EXTRACTED DATA:
- - - - -

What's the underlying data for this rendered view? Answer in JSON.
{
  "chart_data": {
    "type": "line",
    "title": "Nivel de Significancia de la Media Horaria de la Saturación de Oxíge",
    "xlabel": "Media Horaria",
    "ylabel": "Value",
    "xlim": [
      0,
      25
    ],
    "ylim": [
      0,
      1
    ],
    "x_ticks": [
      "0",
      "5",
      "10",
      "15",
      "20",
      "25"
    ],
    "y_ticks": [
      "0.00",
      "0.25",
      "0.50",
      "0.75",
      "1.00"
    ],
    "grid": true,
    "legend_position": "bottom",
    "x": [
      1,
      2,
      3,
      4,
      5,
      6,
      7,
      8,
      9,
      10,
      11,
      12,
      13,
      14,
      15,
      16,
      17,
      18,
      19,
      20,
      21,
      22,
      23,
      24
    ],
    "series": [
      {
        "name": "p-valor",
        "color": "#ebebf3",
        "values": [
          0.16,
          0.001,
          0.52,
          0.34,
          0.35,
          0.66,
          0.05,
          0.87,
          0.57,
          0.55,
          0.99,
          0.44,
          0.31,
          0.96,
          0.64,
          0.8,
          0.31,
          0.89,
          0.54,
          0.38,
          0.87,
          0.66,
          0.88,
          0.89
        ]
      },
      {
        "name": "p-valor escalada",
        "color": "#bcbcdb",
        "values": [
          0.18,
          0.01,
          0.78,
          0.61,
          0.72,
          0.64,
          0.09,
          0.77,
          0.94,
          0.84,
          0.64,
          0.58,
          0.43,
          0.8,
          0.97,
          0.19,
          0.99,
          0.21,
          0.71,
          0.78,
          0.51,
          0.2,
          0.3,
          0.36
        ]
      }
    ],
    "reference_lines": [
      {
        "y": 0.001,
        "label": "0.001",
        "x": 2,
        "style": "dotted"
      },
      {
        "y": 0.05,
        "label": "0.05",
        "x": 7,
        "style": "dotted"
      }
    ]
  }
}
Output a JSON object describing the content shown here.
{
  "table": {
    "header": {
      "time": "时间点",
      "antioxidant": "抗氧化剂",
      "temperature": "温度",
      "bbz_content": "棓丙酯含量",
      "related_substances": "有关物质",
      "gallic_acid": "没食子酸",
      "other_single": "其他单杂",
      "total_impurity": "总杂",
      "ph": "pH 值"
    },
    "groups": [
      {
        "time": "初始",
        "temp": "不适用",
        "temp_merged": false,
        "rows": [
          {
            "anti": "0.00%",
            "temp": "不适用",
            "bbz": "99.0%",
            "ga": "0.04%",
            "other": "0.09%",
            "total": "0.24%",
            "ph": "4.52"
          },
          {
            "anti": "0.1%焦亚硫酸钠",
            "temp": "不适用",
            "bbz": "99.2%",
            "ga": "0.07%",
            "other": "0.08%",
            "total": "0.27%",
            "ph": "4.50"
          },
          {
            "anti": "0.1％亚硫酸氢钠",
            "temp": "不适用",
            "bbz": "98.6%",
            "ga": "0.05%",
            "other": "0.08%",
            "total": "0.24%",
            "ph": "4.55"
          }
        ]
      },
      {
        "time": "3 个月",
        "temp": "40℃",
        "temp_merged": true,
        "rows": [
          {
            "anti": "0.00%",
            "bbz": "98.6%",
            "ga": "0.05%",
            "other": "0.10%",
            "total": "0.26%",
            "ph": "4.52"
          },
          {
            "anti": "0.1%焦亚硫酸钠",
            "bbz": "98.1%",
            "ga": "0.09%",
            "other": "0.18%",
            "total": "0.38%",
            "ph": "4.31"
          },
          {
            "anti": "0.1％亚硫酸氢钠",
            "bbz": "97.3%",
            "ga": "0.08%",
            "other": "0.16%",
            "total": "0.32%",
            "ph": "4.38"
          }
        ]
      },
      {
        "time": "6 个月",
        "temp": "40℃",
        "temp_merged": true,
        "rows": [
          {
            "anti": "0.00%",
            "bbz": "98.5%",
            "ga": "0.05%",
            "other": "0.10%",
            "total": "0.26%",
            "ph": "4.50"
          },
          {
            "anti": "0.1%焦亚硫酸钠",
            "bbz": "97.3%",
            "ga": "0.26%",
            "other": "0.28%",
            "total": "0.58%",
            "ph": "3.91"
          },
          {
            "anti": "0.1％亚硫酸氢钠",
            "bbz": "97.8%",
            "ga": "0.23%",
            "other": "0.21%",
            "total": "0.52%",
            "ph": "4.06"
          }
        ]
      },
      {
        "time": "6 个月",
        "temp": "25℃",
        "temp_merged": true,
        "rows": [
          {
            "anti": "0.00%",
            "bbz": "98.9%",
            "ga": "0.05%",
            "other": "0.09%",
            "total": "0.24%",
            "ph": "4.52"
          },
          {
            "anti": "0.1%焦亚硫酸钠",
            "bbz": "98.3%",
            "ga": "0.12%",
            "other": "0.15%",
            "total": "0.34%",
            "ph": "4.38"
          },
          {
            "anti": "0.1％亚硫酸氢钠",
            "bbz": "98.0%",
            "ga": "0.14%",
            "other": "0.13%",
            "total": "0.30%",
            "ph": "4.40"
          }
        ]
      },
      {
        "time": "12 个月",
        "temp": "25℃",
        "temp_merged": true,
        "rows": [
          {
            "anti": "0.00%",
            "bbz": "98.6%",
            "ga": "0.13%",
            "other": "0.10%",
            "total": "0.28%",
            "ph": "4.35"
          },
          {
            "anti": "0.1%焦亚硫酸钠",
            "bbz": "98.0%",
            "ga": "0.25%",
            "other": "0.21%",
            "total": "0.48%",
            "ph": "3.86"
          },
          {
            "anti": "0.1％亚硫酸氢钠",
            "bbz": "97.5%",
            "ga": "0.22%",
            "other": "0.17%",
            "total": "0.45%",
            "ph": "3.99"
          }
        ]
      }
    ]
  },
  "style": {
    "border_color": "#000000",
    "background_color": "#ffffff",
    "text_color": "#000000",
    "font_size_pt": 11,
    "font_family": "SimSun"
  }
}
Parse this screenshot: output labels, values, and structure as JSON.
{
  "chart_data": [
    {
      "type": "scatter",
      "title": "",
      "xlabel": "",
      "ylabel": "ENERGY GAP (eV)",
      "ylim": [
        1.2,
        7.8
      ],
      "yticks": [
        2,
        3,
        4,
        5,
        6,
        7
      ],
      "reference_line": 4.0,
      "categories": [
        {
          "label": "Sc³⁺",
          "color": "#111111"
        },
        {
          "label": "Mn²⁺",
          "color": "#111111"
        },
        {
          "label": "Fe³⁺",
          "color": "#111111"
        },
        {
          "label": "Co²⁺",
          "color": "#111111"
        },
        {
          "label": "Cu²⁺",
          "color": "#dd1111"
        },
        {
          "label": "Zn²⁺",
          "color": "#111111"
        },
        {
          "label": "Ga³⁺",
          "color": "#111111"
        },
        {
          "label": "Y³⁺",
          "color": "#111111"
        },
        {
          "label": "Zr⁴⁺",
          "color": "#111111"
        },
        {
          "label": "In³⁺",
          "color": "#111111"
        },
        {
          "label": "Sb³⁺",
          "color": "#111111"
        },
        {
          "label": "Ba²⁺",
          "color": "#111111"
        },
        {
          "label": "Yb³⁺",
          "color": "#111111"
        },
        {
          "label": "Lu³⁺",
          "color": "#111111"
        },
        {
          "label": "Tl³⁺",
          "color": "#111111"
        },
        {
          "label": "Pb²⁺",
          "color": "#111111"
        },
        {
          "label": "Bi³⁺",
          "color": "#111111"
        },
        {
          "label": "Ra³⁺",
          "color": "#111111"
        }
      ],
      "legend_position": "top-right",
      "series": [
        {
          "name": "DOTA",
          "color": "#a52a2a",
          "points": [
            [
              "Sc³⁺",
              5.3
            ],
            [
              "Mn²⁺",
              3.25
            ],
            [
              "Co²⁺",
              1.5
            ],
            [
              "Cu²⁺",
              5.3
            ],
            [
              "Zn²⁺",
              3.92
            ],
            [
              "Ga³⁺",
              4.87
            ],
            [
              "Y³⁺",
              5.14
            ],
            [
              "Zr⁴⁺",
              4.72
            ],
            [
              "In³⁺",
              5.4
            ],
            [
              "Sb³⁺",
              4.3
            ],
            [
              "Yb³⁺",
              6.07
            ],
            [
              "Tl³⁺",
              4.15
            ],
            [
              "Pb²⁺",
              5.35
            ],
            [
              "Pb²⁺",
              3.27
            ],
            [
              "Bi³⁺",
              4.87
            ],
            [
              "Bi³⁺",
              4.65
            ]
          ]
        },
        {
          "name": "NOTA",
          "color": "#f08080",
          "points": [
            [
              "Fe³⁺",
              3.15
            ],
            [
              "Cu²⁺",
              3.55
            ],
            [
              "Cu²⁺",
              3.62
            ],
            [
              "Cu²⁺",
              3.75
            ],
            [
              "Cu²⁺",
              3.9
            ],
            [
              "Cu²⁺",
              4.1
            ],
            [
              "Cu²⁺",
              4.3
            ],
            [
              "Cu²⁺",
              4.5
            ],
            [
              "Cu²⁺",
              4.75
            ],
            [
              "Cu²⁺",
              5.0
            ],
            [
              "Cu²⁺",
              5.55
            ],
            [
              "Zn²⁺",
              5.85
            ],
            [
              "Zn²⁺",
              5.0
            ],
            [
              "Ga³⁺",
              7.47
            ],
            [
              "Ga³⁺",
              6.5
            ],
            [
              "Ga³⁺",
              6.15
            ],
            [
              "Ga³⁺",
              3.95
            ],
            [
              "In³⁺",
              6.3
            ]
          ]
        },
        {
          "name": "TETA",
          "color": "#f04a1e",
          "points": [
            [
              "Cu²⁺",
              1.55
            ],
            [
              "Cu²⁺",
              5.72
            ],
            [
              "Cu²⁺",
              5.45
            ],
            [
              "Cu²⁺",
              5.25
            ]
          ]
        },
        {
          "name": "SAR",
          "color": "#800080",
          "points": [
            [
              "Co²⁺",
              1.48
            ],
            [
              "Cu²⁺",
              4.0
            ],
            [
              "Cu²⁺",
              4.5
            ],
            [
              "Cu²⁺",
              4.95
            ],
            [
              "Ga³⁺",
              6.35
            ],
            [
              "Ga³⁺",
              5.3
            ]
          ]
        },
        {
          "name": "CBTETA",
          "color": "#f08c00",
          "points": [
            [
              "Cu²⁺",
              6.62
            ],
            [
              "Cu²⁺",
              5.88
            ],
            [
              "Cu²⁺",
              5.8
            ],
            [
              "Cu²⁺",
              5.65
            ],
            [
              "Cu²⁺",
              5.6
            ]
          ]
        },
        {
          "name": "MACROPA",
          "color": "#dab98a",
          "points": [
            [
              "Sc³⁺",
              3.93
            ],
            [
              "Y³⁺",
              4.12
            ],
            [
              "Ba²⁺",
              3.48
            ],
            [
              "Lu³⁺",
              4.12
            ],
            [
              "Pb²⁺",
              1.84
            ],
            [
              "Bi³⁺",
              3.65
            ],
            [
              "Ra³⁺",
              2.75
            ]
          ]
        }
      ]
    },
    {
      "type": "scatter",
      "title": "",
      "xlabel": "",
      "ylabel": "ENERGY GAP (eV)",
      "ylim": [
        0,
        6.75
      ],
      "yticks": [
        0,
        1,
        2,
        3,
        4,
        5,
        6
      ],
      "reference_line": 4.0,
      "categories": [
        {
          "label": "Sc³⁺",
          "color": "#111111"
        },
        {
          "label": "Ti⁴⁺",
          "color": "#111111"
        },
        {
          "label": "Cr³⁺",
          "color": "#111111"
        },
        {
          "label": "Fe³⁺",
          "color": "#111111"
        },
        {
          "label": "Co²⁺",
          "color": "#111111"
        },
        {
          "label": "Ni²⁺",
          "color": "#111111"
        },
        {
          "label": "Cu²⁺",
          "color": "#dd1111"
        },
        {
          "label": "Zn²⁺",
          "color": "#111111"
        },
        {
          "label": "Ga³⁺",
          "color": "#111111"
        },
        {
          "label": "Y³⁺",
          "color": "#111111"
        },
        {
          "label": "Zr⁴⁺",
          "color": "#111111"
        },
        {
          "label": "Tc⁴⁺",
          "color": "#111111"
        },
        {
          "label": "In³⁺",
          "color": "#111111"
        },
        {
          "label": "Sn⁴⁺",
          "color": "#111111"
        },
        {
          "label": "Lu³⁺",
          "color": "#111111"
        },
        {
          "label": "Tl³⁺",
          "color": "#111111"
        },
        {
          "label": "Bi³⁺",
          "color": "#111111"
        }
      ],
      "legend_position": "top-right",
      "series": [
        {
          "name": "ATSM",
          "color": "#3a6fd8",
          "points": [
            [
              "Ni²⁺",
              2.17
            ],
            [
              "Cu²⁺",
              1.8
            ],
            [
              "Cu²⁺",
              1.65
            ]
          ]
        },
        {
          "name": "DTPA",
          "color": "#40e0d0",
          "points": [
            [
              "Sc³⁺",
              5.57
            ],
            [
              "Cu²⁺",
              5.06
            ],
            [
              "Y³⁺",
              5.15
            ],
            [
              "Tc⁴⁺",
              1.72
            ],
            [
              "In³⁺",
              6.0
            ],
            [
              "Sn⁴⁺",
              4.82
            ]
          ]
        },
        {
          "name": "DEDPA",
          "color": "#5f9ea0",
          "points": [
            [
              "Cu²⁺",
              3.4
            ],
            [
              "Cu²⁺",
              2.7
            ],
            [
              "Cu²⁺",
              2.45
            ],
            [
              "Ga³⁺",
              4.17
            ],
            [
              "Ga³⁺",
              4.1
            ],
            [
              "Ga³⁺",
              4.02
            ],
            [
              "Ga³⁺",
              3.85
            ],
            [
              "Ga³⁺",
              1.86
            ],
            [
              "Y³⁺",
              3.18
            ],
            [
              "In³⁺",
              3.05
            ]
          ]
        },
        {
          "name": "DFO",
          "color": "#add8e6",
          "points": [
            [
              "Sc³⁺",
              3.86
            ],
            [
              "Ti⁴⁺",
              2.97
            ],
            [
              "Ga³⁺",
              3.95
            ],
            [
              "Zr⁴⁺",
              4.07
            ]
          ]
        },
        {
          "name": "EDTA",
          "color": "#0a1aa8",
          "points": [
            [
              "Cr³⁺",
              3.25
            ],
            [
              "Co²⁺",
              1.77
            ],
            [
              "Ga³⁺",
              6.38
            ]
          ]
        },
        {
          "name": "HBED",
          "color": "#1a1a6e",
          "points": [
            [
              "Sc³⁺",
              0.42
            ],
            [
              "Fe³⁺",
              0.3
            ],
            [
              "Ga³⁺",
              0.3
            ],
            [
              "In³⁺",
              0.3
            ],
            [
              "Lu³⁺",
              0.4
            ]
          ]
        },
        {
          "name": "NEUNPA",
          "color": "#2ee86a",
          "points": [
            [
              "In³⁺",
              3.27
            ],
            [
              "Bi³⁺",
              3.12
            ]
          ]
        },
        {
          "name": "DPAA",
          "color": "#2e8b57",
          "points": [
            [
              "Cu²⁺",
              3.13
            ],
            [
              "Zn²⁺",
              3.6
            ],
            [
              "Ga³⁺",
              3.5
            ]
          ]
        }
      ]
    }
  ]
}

- - - - -

Pull out all lines in the data above that include "Media".

RESPONSE TO THE EXERCISE:
    "title": "Nivel de Significancia de la Media Horaria de la Saturación de Oxíge",
    "xlabel": "Media Horaria",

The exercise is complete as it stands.